Mound Of Flowers On Top?

Decorating By Myraruss Updated 12 Sep 2010 , 8:19pm by luddroth

Myraruss Posted 7 Sep 2010 , 1:32pm
post #1 of 29

I've made my first gum paste flowers over the last week or so, and I want to put them on top of a 6 inch cake in a mound. All the flowers are on wires at this point, but I've read on here not to poke the wires directly in the cake. I'm wondering how to attach them? I've read about the coffee stir sticks, but I don't really want a bunch of sticks in the cake. Is it possible to make a mound of fondant and poke the wires into it? Or a fondant covered Styrofoam half ball? The cake will be covered in butter cream, not fondant, I don't know if that will make a difference with either method? Thanks for any ideas/info/advice! I greatly appreciate it!

Here's some of the flowers I made so you know what I'm working with. Trying to make a fall color bouquet. Not sure if the link will work, I'm not able to attach pictures.

http://www.facebook.com/home.php?#!/photo.php?pid=5133756&id=559582513&ref=fbx_album

28 replies
Texas_Rose Posted 7 Sep 2010 , 1:39pm
post #2 of 29

The link didn't work.

I've used a styrofoam half ball and a mound of fondant before. It takes a lot more flowers than you might think to cover the styrofoam ball. The mound of fondant works well. I use a piece of foamcore board cut to the size I need, and put the fondant on that.

trixieleigh Posted 7 Sep 2010 , 1:46pm
post #3 of 29

I agree with the pp. I was really surprised at how many flowers it took to cover with my first cake like that! I attached mine on wodden coffee stirring sticks that came from my Mom's house. I have no idea where she got them. It'll be a sad day at my house when I run out of them!

Myraruss Posted 7 Sep 2010 , 1:47pm
post #4 of 29

Oops, maybe this one will work. It's a public link?

http://www.facebook.com/album.php?aid=196448&id=559582513&l=5db3d737d8

Thanks Texas_Rose, I didn't think of the foamcore underneath. I was afraid it would take alot of flowers! I don't know how many to make because I don't know how many it will take! I'll just keep making them, I can always use any extras for something else. icon_smile.gif

Texas_Rose Posted 7 Sep 2010 , 1:56pm
post #5 of 29

That one worked icon_biggrin.gif They're lovely!

Whichever you end up using, you can use some tulle to fill in gaps. I cut squares of tulle and then gather them in the center and wrap a wire around it. You can make lots of little tulle puffs like that and stick them into the styrofoam ball or mound of fondant before you start adding the flowers.

You can see the tulle on this one:
Image

That was on top of a 6" cake. I make really big roses though...about 3.5" across. I'm lazy and don't have to make as many that way.
^^^^
DIRECTIONS:
- A) Answer these questions using the forum thread on the flower-topped cake.
(i) What will the 6-inch cake be covered in?
(ii) What does Texas_Rose put the mound of fondant on?
(iii) About how wide across are the roses Texas_Rose makes?
- B) Pick up the forum thread on the flower-topped cake after its final post and write the next reply.

GIVEN INFORMATION:
^^^^
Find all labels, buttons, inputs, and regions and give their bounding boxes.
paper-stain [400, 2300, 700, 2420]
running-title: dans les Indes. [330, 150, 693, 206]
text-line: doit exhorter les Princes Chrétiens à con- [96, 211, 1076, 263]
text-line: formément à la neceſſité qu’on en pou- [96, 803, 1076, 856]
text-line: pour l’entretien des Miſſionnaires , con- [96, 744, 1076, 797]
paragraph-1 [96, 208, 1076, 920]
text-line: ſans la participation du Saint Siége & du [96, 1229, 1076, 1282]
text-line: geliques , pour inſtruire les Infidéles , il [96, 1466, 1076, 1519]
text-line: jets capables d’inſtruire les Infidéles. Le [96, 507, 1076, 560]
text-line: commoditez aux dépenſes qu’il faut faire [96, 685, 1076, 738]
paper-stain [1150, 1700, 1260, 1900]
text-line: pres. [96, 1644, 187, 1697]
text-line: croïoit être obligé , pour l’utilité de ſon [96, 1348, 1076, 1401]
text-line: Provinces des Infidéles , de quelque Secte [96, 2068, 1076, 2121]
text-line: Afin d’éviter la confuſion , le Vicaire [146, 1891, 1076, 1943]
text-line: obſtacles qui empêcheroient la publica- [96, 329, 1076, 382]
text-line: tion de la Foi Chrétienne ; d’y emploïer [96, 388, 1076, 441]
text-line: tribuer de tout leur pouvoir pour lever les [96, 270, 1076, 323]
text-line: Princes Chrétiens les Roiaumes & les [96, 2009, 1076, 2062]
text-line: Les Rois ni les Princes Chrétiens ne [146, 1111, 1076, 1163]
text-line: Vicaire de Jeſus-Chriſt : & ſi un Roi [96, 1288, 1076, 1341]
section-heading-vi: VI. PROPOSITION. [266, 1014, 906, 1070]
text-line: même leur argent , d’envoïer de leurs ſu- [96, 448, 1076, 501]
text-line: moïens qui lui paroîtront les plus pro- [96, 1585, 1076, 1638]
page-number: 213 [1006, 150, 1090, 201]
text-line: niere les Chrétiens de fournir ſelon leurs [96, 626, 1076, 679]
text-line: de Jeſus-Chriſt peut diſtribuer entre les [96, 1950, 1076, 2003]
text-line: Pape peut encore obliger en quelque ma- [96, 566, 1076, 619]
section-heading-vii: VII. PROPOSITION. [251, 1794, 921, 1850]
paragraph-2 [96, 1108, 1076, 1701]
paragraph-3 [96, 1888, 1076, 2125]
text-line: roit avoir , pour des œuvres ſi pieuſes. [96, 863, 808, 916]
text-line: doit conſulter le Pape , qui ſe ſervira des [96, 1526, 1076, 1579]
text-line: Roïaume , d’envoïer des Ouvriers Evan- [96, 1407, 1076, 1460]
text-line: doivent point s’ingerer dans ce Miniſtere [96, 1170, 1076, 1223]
^^^^
TASK-BY-TASK OUTPUTS:
- A)
(i) Butter cream.
(ii) A piece of foamcore board cut to the size needed.
(iii) About 3.5 inches across.

- B)
Myraruss Posted 8 Sep 2010 , 4:00am
post #6 of 29

Thanks for the great ideas! I can't wait to put it all together and see how it turns out! icon_smile.gif

michel30014 Posted 8 Sep 2010 , 7:45pm
post #7 of 29

You guys are all wonderful. From this conversation, I think I have a solution for a cake topper that I need in about 2 weeks for my daughter's birthday. I just need to tweak the idea and work it out.

This is why I LOVE CC'ers. You guys are AMAZING!!!! icon_smile.gificon_razz.gificon_wink.gifthumbs_up.gif

luddroth Posted 8 Sep 2010 , 8:08pm
post #8 of 29

The only problem I"ve had with putting them in a ball of fondant, is that the fondant is soft and heavy gumpaste flowers (roses!) will tend to tip. My favorite approach is to start around the bottom of the fondant ball (1/2 ball, really, with a flat bottom), sticking the flower wires in all the way around, then go up to the next level and do the same thing, then finish with the flower(s) at the top. Make a lot of filler flowers and/or leaves to tuck in between the big flowers to conceal the wires. I've never tried the tulle, but I will now. Bits of ribbon would probably work, too.

I can't figure out how to put the photo here, but in my photos there is a bouquet of mixed flowers on a chocolate fondant-covered cake that is done this way.

Myraruss Posted 11 Sep 2010 , 6:01am
post #9 of 29

Well I gave it a try and this is how it ended up. I have some leaves to add to fill in some of the gaps. I ended up with a half ball of Styrofoam completely covered in fondant. It's resting on a cake circle for tonight, I'll put it on the cake tomorrow and see how it looks from there. Thanks for the info and advice everyone! Now that I've tried it once, I'm sure my next one could be even better. icon_wink.gif

http://www.facebook.com/photo.php?pid=5173488&l=229958f602&id=559582513

Texas_Rose Posted 11 Sep 2010 , 12:22pm
post #10 of 29

It looks beautiful.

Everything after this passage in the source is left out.